───── PROVIDED MATERIAL ─────
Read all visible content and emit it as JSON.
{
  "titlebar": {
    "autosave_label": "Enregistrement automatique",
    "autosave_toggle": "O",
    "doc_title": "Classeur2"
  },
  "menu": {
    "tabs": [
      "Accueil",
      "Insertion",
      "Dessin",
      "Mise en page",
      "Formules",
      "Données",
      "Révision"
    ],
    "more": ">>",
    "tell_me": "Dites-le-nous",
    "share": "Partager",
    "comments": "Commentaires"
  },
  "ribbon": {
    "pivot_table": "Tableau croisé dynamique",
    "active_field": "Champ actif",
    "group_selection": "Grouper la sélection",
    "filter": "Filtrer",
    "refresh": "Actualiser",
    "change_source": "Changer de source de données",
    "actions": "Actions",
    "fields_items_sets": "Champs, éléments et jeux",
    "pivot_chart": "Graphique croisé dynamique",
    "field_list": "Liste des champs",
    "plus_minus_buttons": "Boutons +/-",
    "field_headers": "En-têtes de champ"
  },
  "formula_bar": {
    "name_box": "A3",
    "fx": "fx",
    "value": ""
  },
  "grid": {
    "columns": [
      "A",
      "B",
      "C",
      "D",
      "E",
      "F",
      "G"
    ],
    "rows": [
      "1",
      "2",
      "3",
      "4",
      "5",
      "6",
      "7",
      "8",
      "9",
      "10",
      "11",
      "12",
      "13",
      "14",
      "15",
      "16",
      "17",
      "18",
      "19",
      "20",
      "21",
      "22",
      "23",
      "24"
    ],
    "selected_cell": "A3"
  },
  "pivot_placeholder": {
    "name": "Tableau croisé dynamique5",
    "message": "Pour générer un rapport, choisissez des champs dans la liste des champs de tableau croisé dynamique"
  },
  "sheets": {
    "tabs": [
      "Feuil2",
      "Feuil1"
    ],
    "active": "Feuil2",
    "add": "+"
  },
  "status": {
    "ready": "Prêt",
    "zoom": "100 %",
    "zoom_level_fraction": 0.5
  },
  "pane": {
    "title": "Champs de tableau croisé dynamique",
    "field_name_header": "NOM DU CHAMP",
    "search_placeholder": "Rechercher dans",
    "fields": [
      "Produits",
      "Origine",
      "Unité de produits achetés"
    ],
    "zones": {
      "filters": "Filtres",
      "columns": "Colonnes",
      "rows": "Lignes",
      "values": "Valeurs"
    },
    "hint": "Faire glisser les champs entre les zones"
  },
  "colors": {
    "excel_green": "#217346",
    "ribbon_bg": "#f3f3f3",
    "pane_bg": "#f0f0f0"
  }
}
─────
* [JOB]: Print the records above exactly as they appear.

* [ANSWER FOR THE TASK]:
Read all visible content and emit it as JSON.
{
  "titlebar": {
    "autosave_label": "Enregistrement automatique",
    "autosave_toggle": "O",
    "doc_title": "Classeur2"
  },
  "menu": {
    "tabs": [
      "Accueil",
      "Insertion",
      "Dessin",
      "Mise en page",
      "Formules",
      "Données",
      "Révision"
    ],
    "more": ">>",
    "tell_me": "Dites-le-nous",
    "share": "Partager",
    "comments": "Commentaires"
  },
  "ribbon": {
    "pivot_table": "Tableau croisé dynamique",
    "active_field": "Champ actif",
    "group_selection": "Grouper la sélection",
    "filter": "Filtrer",
    "refresh": "Actualiser",
    "change_source": "Changer de source de données",
    "actions": "Actions",
    "fields_items_sets": "Champs, éléments et jeux",
    "pivot_chart": "Graphique croisé dynamique",
    "field_list": "Liste des champs",
    "plus_minus_buttons": "Boutons +/-",
    "field_headers": "En-têtes de champ"
  },
  "formula_bar": {
    "name_box": "A3",
    "fx": "fx",
    "value": ""
  },
  "grid": {
    "columns": [
      "A",
      "B",
      "C",
      "D",
      "E",
      "F",
      "G"
    ],
    "rows": [
      "1",
      "2",
      "3",
      "4",
      "5",
      "6",
      "7",
      "8",
      "9",
      "10",
      "11",
      "12",
      "13",
      "14",
      "15",
      "16",
      "17",
      "18",
      "19",
      "20",
      "21",
      "22",
      "23",
      "24"
    ],
    "selected_cell": "A3"
  },
  "pivot_placeholder": {
    "name": "Tableau croisé dynamique5",
    "message": "Pour générer un rapport, choisissez des champs dans la liste des champs de tableau croisé dynamique"
  },
  "sheets": {
    "tabs": [
      "Feuil2",
      "Feuil1"
    ],
    "active": "Feuil2",
    "add": "+"
  },
  "status": {
    "ready": "Prêt",
    "zoom": "100 %",
    "zoom_level_fraction": 0.5
  },
  "pane": {
    "title": "Champs de tableau croisé dynamique",
    "field_name_header": "NOM DU CHAMP",
    "search_placeholder": "Rechercher dans",
    "fields": [
      "Produits",
      "Origine",
      "Unité de produits achetés"
    ],
    "zones": {
      "filters": "Filtres",
      "columns": "Colonnes",
      "rows": "Lignes",
      "values": "Valeurs"
    },
    "hint": "Faire glisser les champs entre les zones"
  },
  "colors": {
    "excel_green": "#217346",
    "ribbon_bg": "#f3f3f3",
    "pane_bg": "#f0f0f0"
  }
}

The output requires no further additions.